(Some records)
* Begin *

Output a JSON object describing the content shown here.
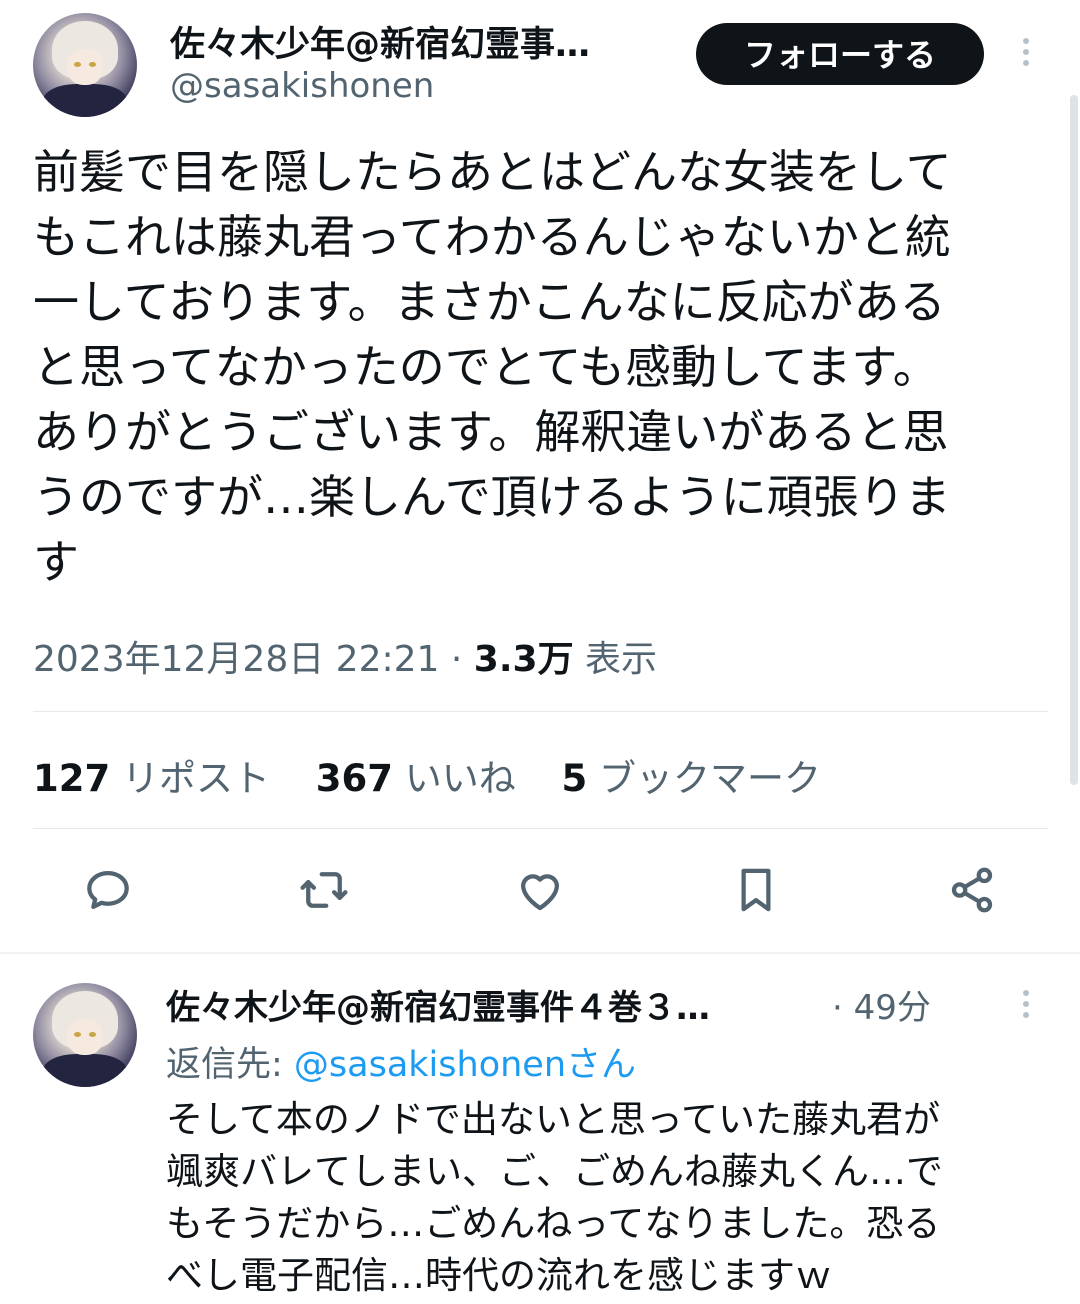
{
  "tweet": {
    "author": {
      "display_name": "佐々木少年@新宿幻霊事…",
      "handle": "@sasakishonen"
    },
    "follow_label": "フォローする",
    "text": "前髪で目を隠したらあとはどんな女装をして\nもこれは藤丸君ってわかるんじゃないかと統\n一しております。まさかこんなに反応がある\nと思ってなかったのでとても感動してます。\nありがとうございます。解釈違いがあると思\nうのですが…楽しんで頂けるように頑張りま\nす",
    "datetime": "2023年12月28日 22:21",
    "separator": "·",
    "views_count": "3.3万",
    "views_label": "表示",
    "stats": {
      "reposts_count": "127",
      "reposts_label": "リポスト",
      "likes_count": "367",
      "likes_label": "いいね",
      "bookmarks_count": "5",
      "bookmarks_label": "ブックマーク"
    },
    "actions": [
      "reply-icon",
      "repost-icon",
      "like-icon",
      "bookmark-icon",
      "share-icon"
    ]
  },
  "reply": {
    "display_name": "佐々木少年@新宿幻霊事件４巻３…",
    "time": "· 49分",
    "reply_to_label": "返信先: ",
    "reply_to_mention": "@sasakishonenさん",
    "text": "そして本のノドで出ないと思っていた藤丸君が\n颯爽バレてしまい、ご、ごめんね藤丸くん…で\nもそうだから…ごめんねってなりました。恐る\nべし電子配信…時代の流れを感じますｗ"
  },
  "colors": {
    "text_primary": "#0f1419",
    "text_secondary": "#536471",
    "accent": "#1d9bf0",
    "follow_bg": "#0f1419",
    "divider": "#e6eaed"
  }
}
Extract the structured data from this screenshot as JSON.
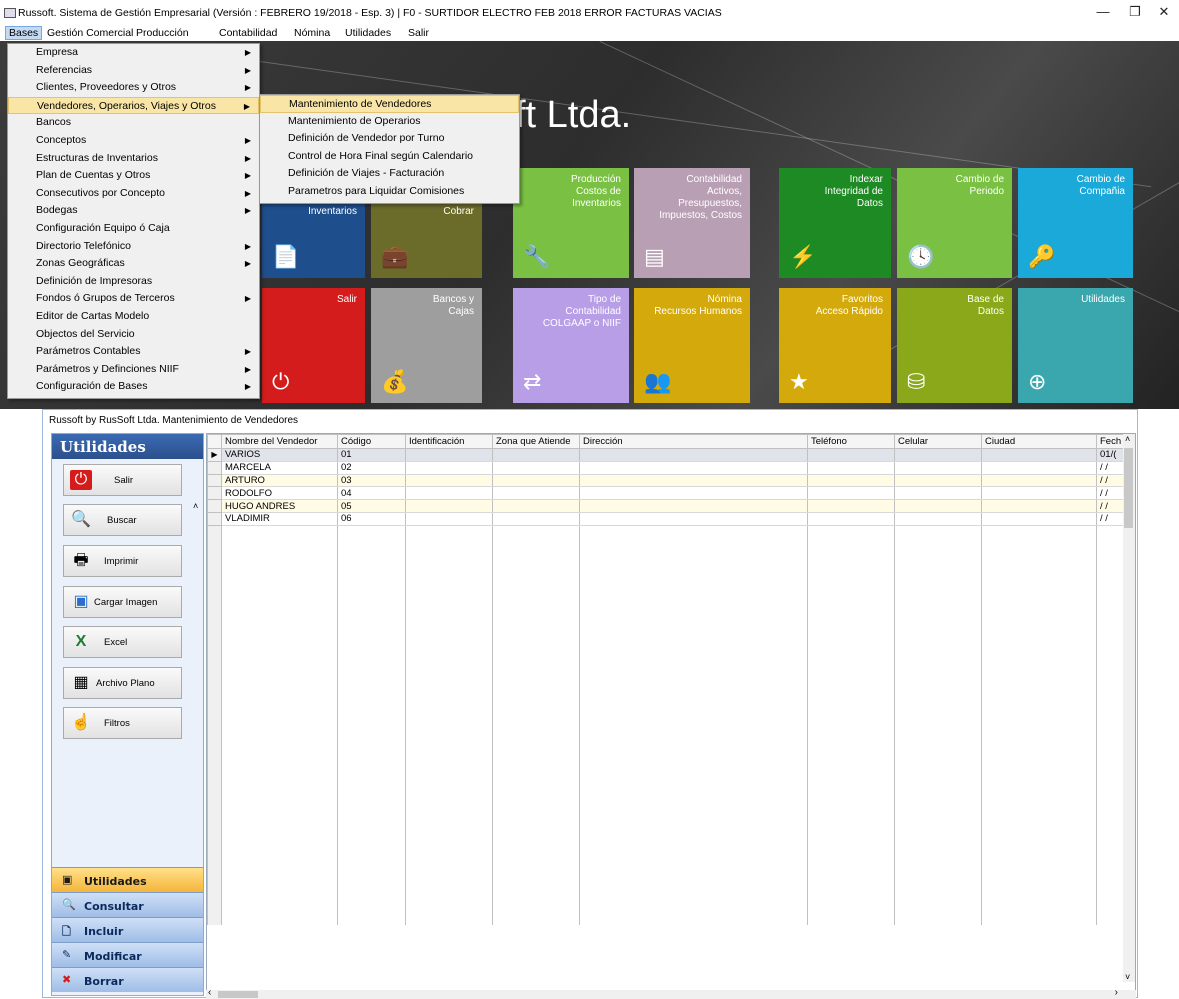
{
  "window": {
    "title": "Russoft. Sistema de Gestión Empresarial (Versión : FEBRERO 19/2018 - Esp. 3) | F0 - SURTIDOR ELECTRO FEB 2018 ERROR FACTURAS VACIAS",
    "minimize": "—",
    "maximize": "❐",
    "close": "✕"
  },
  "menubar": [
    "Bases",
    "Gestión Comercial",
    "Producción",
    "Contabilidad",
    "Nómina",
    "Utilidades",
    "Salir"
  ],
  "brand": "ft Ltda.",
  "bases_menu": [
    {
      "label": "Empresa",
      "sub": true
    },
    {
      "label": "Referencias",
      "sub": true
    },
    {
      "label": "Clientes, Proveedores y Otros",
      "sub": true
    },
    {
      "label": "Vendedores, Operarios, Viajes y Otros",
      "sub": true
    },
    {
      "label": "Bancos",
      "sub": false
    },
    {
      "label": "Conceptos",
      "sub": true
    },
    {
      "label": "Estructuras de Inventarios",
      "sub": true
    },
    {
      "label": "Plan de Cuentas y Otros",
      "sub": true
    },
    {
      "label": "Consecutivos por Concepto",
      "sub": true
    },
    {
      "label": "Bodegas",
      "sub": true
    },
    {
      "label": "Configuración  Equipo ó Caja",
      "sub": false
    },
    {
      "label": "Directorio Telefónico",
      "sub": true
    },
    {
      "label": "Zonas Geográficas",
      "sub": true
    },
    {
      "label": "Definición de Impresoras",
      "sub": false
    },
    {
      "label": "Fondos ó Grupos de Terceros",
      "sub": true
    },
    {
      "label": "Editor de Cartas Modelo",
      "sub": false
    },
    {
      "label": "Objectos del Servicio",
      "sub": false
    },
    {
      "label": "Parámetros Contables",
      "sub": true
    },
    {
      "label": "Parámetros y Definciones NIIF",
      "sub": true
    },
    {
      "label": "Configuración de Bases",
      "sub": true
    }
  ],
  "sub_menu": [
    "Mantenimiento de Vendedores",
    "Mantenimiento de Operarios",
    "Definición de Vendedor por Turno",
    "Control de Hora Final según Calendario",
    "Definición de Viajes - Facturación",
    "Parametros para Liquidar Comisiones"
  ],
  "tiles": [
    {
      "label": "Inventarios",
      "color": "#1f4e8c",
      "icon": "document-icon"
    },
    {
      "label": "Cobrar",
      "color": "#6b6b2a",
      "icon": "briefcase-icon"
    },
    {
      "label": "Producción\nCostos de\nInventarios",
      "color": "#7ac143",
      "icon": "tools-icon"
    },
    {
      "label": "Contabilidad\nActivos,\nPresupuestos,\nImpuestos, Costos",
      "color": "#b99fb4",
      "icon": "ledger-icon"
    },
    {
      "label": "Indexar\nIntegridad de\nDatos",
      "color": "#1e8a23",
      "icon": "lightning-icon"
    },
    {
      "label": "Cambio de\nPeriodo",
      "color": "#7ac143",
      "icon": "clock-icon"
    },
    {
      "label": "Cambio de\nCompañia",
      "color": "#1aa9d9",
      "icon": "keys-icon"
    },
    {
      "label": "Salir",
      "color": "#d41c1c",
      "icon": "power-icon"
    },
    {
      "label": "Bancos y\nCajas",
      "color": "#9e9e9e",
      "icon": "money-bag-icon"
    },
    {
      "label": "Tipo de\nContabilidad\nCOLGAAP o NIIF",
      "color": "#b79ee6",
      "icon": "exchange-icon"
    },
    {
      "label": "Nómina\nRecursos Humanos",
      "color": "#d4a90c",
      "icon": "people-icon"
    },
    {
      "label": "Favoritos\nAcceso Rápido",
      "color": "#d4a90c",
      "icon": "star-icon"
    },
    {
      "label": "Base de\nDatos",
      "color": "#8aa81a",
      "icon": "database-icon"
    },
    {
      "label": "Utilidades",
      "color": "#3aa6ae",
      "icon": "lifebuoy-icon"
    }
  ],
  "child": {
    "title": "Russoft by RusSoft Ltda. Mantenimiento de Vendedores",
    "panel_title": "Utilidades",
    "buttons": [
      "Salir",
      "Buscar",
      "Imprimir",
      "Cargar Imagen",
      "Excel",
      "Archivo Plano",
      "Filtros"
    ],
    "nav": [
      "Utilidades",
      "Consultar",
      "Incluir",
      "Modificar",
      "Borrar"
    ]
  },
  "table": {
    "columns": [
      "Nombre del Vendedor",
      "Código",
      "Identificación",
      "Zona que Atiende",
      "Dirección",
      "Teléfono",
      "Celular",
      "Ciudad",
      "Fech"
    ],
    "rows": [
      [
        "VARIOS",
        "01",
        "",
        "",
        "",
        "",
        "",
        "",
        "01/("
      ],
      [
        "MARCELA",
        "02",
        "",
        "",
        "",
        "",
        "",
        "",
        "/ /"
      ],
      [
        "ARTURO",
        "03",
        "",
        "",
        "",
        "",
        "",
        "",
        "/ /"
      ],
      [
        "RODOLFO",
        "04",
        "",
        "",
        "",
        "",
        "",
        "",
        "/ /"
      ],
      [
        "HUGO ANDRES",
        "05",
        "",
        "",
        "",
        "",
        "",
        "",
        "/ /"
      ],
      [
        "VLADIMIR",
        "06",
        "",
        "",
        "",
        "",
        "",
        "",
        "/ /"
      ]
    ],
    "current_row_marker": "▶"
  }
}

* End *

> **Task goal**
Pick out every line with the string "NIIF" and copy it.

> **Completed exercise**
      "label": "Parámetros y Definciones NIIF",
      "label": "Tipo de\nContabilidad\nCOLGAAP o NIIF",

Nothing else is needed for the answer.